— START OF EXCERPTED DATA —

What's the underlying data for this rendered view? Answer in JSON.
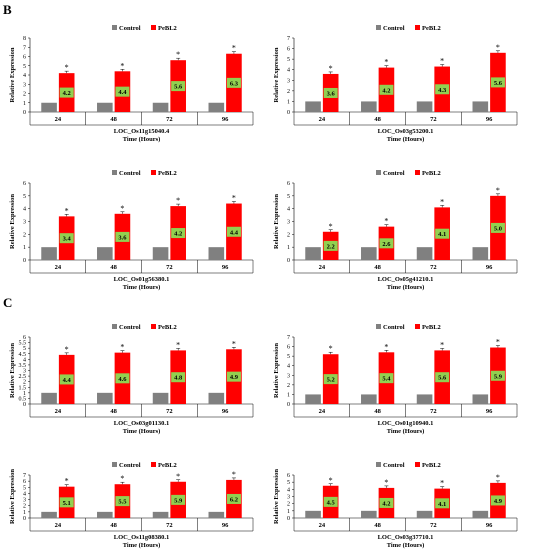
{
  "panels": [
    "B",
    "C"
  ],
  "colors": {
    "control": "#808080",
    "pebl2": "#FF0000",
    "value_box": "#92D050"
  },
  "chart_data": [
    {
      "type": "bar",
      "gene": "LOC_Os11g15040.4",
      "xlabel": "Time (Hours)",
      "ylabel": "Relative Expression",
      "categories": [
        "24",
        "48",
        "72",
        "96"
      ],
      "ylim": [
        0,
        8
      ],
      "yticks": [
        0,
        1,
        2,
        3,
        4,
        5,
        6,
        7,
        8
      ],
      "series": [
        {
          "name": "Control",
          "values": [
            1,
            1,
            1,
            1
          ]
        },
        {
          "name": "PeBL2",
          "values": [
            4.2,
            4.4,
            5.6,
            6.3
          ]
        }
      ],
      "value_labels": [
        "4.2",
        "4.4",
        "5.6",
        "6.3"
      ],
      "significance": [
        "*",
        "*",
        "*",
        "*"
      ]
    },
    {
      "type": "bar",
      "gene": "LOC_Os03g53200.1",
      "xlabel": "Time (Hours)",
      "ylabel": "Relative Expression",
      "categories": [
        "24",
        "48",
        "72",
        "96"
      ],
      "ylim": [
        0,
        7
      ],
      "yticks": [
        0,
        1,
        2,
        3,
        4,
        5,
        6,
        7
      ],
      "series": [
        {
          "name": "Control",
          "values": [
            1,
            1,
            1,
            1
          ]
        },
        {
          "name": "PeBL2",
          "values": [
            3.6,
            4.2,
            4.3,
            5.6
          ]
        }
      ],
      "value_labels": [
        "3.6",
        "4.2",
        "4.3",
        "5.6"
      ],
      "significance": [
        "*",
        "*",
        "*",
        "*"
      ]
    },
    {
      "type": "bar",
      "gene": "LOC_Os01g56380.1",
      "xlabel": "Time (Hours)",
      "ylabel": "Relative Expression",
      "categories": [
        "24",
        "48",
        "72",
        "96"
      ],
      "ylim": [
        0,
        6
      ],
      "yticks": [
        0,
        1,
        2,
        3,
        4,
        5,
        6
      ],
      "series": [
        {
          "name": "Control",
          "values": [
            1,
            1,
            1,
            1
          ]
        },
        {
          "name": "PeBL2",
          "values": [
            3.4,
            3.6,
            4.2,
            4.4
          ]
        }
      ],
      "value_labels": [
        "3.4",
        "3.6",
        "4.2",
        "4.4"
      ],
      "significance": [
        "*",
        "*",
        "*",
        "*"
      ]
    },
    {
      "type": "bar",
      "gene": "LOC_Os05g41210.1",
      "xlabel": "Time (Hours)",
      "ylabel": "Relative Expression",
      "categories": [
        "24",
        "48",
        "72",
        "96"
      ],
      "ylim": [
        0,
        6
      ],
      "yticks": [
        0,
        1,
        2,
        3,
        4,
        5,
        6
      ],
      "series": [
        {
          "name": "Control",
          "values": [
            1,
            1,
            1,
            1
          ]
        },
        {
          "name": "PeBL2",
          "values": [
            2.2,
            2.6,
            4.1,
            5.0
          ]
        }
      ],
      "value_labels": [
        "2.2",
        "2.6",
        "4.1",
        "5.0"
      ],
      "significance": [
        "*",
        "*",
        "*",
        "*"
      ]
    },
    {
      "type": "bar",
      "gene": "LOC_Os03g01130.1",
      "xlabel": "Time (Hours)",
      "ylabel": "Relative Expression",
      "categories": [
        "24",
        "48",
        "72",
        "96"
      ],
      "ylim": [
        0,
        6
      ],
      "yticks": [
        0,
        0.5,
        1,
        1.5,
        2,
        2.5,
        3,
        3.5,
        4,
        4.5,
        5,
        5.5,
        6
      ],
      "series": [
        {
          "name": "Control",
          "values": [
            1,
            1,
            1,
            1
          ]
        },
        {
          "name": "PeBL2",
          "values": [
            4.4,
            4.6,
            4.8,
            4.9
          ]
        }
      ],
      "value_labels": [
        "4.4",
        "4.6",
        "4.8",
        "4.9"
      ],
      "significance": [
        "*",
        "*",
        "*",
        "*"
      ]
    },
    {
      "type": "bar",
      "gene": "LOC_Os01g10940.1",
      "xlabel": "Time (Hours)",
      "ylabel": "Relative Expression",
      "categories": [
        "24",
        "48",
        "72",
        "96"
      ],
      "ylim": [
        0,
        7
      ],
      "yticks": [
        0,
        1,
        2,
        3,
        4,
        5,
        6,
        7
      ],
      "series": [
        {
          "name": "Control",
          "values": [
            1,
            1,
            1,
            1
          ]
        },
        {
          "name": "PeBL2",
          "values": [
            5.2,
            5.4,
            5.6,
            5.9
          ]
        }
      ],
      "value_labels": [
        "5.2",
        "5.4",
        "5.6",
        "5.9"
      ],
      "significance": [
        "*",
        "*",
        "*",
        "*"
      ]
    },
    {
      "type": "bar",
      "gene": "LOC_Os11g08380.1",
      "xlabel": "Time (Hours)",
      "ylabel": "Relative Expression",
      "categories": [
        "24",
        "48",
        "72",
        "96"
      ],
      "ylim": [
        0,
        7
      ],
      "yticks": [
        0,
        1,
        2,
        3,
        4,
        5,
        6,
        7
      ],
      "series": [
        {
          "name": "Control",
          "values": [
            1,
            1,
            1,
            1
          ]
        },
        {
          "name": "PeBL2",
          "values": [
            5.1,
            5.5,
            5.9,
            6.2
          ]
        }
      ],
      "value_labels": [
        "5.1",
        "5.5",
        "5.9",
        "6.2"
      ],
      "significance": [
        "*",
        "*",
        "*",
        "*"
      ]
    },
    {
      "type": "bar",
      "gene": "LOC_Os03g37710.1",
      "xlabel": "Time (Hours)",
      "ylabel": "Relative Expression",
      "categories": [
        "24",
        "48",
        "72",
        "96"
      ],
      "ylim": [
        0,
        6
      ],
      "yticks": [
        0,
        1,
        2,
        3,
        4,
        5,
        6
      ],
      "series": [
        {
          "name": "Control",
          "values": [
            1,
            1,
            1,
            1
          ]
        },
        {
          "name": "PeBL2",
          "values": [
            4.5,
            4.2,
            4.1,
            4.9
          ]
        }
      ],
      "value_labels": [
        "4.5",
        "4.2",
        "4.1",
        "4.9"
      ],
      "significance": [
        "*",
        "*",
        "*",
        "*"
      ]
    }
  ]
}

— END OF EXCERPTED DATA —

YOUR INSTRUCTIONS
Retype all entries exactly as they appear, dropping the images.

FULL RESPONSE
What's the underlying data for this rendered view? Answer in JSON.
{
  "panels": [
    "B",
    "C"
  ],
  "colors": {
    "control": "#808080",
    "pebl2": "#FF0000",
    "value_box": "#92D050"
  },
  "chart_data": [
    {
      "type": "bar",
      "gene": "LOC_Os11g15040.4",
      "xlabel": "Time (Hours)",
      "ylabel": "Relative Expression",
      "categories": [
        "24",
        "48",
        "72",
        "96"
      ],
      "ylim": [
        0,
        8
      ],
      "yticks": [
        0,
        1,
        2,
        3,
        4,
        5,
        6,
        7,
        8
      ],
      "series": [
        {
          "name": "Control",
          "values": [
            1,
            1,
            1,
            1
          ]
        },
        {
          "name": "PeBL2",
          "values": [
            4.2,
            4.4,
            5.6,
            6.3
          ]
        }
      ],
      "value_labels": [
        "4.2",
        "4.4",
        "5.6",
        "6.3"
      ],
      "significance": [
        "*",
        "*",
        "*",
        "*"
      ]
    },
    {
      "type": "bar",
      "gene": "LOC_Os03g53200.1",
      "xlabel": "Time (Hours)",
      "ylabel": "Relative Expression",
      "categories": [
        "24",
        "48",
        "72",
        "96"
      ],
      "ylim": [
        0,
        7
      ],
      "yticks": [
        0,
        1,
        2,
        3,
        4,
        5,
        6,
        7
      ],
      "series": [
        {
          "name": "Control",
          "values": [
            1,
            1,
            1,
            1
          ]
        },
        {
          "name": "PeBL2",
          "values": [
            3.6,
            4.2,
            4.3,
            5.6
          ]
        }
      ],
      "value_labels": [
        "3.6",
        "4.2",
        "4.3",
        "5.6"
      ],
      "significance": [
        "*",
        "*",
        "*",
        "*"
      ]
    },
    {
      "type": "bar",
      "gene": "LOC_Os01g56380.1",
      "xlabel": "Time (Hours)",
      "ylabel": "Relative Expression",
      "categories": [
        "24",
        "48",
        "72",
        "96"
      ],
      "ylim": [
        0,
        6
      ],
      "yticks": [
        0,
        1,
        2,
        3,
        4,
        5,
        6
      ],
      "series": [
        {
          "name": "Control",
          "values": [
            1,
            1,
            1,
            1
          ]
        },
        {
          "name": "PeBL2",
          "values": [
            3.4,
            3.6,
            4.2,
            4.4
          ]
        }
      ],
      "value_labels": [
        "3.4",
        "3.6",
        "4.2",
        "4.4"
      ],
      "significance": [
        "*",
        "*",
        "*",
        "*"
      ]
    },
    {
      "type": "bar",
      "gene": "LOC_Os05g41210.1",
      "xlabel": "Time (Hours)",
      "ylabel": "Relative Expression",
      "categories": [
        "24",
        "48",
        "72",
        "96"
      ],
      "ylim": [
        0,
        6
      ],
      "yticks": [
        0,
        1,
        2,
        3,
        4,
        5,
        6
      ],
      "series": [
        {
          "name": "Control",
          "values": [
            1,
            1,
            1,
            1
          ]
        },
        {
          "name": "PeBL2",
          "values": [
            2.2,
            2.6,
            4.1,
            5.0
          ]
        }
      ],
      "value_labels": [
        "2.2",
        "2.6",
        "4.1",
        "5.0"
      ],
      "significance": [
        "*",
        "*",
        "*",
        "*"
      ]
    },
    {
      "type": "bar",
      "gene": "LOC_Os03g01130.1",
      "xlabel": "Time (Hours)",
      "ylabel": "Relative Expression",
      "categories": [
        "24",
        "48",
        "72",
        "96"
      ],
      "ylim": [
        0,
        6
      ],
      "yticks": [
        0,
        0.5,
        1,
        1.5,
        2,
        2.5,
        3,
        3.5,
        4,
        4.5,
        5,
        5.5,
        6
      ],
      "series": [
        {
          "name": "Control",
          "values": [
            1,
            1,
            1,
            1
          ]
        },
        {
          "name": "PeBL2",
          "values": [
            4.4,
            4.6,
            4.8,
            4.9
          ]
        }
      ],
      "value_labels": [
        "4.4",
        "4.6",
        "4.8",
        "4.9"
      ],
      "significance": [
        "*",
        "*",
        "*",
        "*"
      ]
    },
    {
      "type": "bar",
      "gene": "LOC_Os01g10940.1",
      "xlabel": "Time (Hours)",
      "ylabel": "Relative Expression",
      "categories": [
        "24",
        "48",
        "72",
        "96"
      ],
      "ylim": [
        0,
        7
      ],
      "yticks": [
        0,
        1,
        2,
        3,
        4,
        5,
        6,
        7
      ],
      "series": [
        {
          "name": "Control",
          "values": [
            1,
            1,
            1,
            1
          ]
        },
        {
          "name": "PeBL2",
          "values": [
            5.2,
            5.4,
            5.6,
            5.9
          ]
        }
      ],
      "value_labels": [
        "5.2",
        "5.4",
        "5.6",
        "5.9"
      ],
      "significance": [
        "*",
        "*",
        "*",
        "*"
      ]
    },
    {
      "type": "bar",
      "gene": "LOC_Os11g08380.1",
      "xlabel": "Time (Hours)",
      "ylabel": "Relative Expression",
      "categories": [
        "24",
        "48",
        "72",
        "96"
      ],
      "ylim": [
        0,
        7
      ],
      "yticks": [
        0,
        1,
        2,
        3,
        4,
        5,
        6,
        7
      ],
      "series": [
        {
          "name": "Control",
          "values": [
            1,
            1,
            1,
            1
          ]
        },
        {
          "name": "PeBL2",
          "values": [
            5.1,
            5.5,
            5.9,
            6.2
          ]
        }
      ],
      "value_labels": [
        "5.1",
        "5.5",
        "5.9",
        "6.2"
      ],
      "significance": [
        "*",
        "*",
        "*",
        "*"
      ]
    },
    {
      "type": "bar",
      "gene": "LOC_Os03g37710.1",
      "xlabel": "Time (Hours)",
      "ylabel": "Relative Expression",
      "categories": [
        "24",
        "48",
        "72",
        "96"
      ],
      "ylim": [
        0,
        6
      ],
      "yticks": [
        0,
        1,
        2,
        3,
        4,
        5,
        6
      ],
      "series": [
        {
          "name": "Control",
          "values": [
            1,
            1,
            1,
            1
          ]
        },
        {
          "name": "PeBL2",
          "values": [
            4.5,
            4.2,
            4.1,
            4.9
          ]
        }
      ],
      "value_labels": [
        "4.5",
        "4.2",
        "4.1",
        "4.9"
      ],
      "significance": [
        "*",
        "*",
        "*",
        "*"
      ]
    }
  ]
}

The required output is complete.